>>>

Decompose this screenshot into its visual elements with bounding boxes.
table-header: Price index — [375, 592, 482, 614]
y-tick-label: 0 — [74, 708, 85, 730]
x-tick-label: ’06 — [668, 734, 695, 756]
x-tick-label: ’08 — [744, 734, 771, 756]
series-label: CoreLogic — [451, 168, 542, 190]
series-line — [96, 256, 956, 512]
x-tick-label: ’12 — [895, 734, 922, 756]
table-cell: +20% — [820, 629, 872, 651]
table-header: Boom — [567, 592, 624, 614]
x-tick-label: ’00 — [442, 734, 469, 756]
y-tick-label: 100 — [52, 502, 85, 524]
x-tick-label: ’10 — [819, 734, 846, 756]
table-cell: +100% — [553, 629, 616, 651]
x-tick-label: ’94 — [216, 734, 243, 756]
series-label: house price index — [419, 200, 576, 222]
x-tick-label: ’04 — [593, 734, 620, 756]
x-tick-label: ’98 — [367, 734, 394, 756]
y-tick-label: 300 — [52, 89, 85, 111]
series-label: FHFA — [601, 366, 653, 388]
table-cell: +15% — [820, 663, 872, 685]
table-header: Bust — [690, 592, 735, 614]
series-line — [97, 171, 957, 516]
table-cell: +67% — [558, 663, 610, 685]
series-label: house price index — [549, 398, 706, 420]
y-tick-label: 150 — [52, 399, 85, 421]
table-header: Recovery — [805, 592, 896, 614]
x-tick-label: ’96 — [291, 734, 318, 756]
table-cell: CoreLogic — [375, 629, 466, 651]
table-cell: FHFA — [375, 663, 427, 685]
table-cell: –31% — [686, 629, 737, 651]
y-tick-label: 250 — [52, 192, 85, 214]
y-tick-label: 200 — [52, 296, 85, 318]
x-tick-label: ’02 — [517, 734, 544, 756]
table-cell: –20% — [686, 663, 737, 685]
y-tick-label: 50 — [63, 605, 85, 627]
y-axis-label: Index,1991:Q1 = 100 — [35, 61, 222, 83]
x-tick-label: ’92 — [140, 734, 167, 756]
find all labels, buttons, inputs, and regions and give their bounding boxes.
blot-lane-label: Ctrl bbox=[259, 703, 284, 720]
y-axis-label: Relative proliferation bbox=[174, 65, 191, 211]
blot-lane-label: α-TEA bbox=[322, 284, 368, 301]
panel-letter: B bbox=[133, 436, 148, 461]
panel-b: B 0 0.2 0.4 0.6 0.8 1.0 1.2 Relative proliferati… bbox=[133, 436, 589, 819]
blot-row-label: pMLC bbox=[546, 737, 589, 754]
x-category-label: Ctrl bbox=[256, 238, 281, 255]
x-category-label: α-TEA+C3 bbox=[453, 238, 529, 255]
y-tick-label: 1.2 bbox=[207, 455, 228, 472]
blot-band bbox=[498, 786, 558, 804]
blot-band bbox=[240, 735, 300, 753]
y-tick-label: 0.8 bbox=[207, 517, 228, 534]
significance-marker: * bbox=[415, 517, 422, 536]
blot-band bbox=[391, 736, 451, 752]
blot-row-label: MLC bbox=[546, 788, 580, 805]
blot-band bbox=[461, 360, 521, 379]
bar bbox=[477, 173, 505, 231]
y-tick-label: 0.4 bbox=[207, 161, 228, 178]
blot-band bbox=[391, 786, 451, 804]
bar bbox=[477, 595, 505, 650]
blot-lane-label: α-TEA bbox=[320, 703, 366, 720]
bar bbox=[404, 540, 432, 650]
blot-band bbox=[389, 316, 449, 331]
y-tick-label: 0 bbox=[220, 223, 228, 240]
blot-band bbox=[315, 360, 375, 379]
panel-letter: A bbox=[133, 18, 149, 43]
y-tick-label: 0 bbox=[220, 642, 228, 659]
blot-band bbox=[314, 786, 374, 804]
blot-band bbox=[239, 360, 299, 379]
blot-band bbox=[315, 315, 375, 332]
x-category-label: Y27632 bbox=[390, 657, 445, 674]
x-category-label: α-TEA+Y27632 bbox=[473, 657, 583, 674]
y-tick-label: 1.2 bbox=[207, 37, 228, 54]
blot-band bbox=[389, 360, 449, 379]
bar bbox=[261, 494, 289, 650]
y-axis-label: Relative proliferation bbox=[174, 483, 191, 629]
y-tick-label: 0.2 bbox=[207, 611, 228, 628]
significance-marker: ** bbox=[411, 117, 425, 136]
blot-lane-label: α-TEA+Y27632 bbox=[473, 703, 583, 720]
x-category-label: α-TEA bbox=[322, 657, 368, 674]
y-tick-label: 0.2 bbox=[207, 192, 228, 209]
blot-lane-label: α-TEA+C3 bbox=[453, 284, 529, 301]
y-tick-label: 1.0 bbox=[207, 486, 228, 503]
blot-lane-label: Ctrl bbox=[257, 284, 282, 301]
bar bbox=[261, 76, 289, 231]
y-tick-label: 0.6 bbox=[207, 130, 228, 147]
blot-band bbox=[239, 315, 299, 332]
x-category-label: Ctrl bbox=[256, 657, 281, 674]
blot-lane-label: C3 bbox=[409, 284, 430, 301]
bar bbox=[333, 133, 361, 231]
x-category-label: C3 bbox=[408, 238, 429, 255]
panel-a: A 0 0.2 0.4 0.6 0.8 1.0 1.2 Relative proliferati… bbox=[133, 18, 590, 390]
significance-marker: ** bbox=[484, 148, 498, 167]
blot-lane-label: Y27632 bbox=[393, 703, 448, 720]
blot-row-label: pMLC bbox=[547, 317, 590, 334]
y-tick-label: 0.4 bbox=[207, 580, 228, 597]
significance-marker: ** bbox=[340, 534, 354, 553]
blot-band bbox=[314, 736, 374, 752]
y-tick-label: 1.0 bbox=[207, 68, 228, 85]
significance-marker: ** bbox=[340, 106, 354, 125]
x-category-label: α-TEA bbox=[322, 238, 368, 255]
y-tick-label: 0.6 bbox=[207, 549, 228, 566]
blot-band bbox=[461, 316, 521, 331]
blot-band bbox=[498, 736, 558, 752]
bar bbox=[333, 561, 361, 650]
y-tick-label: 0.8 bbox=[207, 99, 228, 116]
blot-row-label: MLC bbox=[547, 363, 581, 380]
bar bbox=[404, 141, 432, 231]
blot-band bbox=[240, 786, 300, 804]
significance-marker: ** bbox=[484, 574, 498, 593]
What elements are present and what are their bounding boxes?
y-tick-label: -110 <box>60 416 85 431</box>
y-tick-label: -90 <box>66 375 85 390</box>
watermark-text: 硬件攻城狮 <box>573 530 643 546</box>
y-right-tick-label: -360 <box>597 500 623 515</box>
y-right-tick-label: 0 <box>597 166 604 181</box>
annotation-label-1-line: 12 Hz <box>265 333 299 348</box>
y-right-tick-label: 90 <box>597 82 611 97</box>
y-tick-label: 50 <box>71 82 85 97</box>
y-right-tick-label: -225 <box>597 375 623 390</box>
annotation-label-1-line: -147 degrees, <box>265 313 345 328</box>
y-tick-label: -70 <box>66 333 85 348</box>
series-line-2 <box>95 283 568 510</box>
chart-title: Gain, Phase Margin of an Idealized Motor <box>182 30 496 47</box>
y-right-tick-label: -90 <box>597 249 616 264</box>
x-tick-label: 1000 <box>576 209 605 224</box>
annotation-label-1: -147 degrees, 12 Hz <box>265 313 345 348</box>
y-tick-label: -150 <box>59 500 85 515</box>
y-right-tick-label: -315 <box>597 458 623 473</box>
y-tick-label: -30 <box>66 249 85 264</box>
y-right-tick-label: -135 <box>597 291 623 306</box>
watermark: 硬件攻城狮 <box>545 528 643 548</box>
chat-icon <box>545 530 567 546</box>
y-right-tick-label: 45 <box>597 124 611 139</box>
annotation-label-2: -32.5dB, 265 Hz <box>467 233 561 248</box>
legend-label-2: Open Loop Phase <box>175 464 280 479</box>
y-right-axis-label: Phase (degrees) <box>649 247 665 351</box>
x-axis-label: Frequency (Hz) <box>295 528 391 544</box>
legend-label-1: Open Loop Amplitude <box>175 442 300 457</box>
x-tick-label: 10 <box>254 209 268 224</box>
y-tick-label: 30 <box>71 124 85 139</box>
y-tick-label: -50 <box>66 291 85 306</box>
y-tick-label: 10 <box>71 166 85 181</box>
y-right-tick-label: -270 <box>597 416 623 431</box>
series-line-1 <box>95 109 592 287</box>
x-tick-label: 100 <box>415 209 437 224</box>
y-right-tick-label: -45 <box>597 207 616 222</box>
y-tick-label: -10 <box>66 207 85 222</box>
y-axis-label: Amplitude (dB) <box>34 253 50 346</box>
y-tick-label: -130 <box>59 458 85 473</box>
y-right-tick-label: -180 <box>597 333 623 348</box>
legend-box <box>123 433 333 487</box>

<<<

- _TASK DETAILS_
Please return every line of the records that contains the string "Ctrl", copied in full. Treat uppercase and lowercase as different.

- _REPLY_
blot-lane-label: Ctrl bbox=[259, 703, 284, 720]
x-category-label: Ctrl bbox=[256, 238, 281, 255]
blot-lane-label: Ctrl bbox=[257, 284, 282, 301]
x-category-label: Ctrl bbox=[256, 657, 281, 674]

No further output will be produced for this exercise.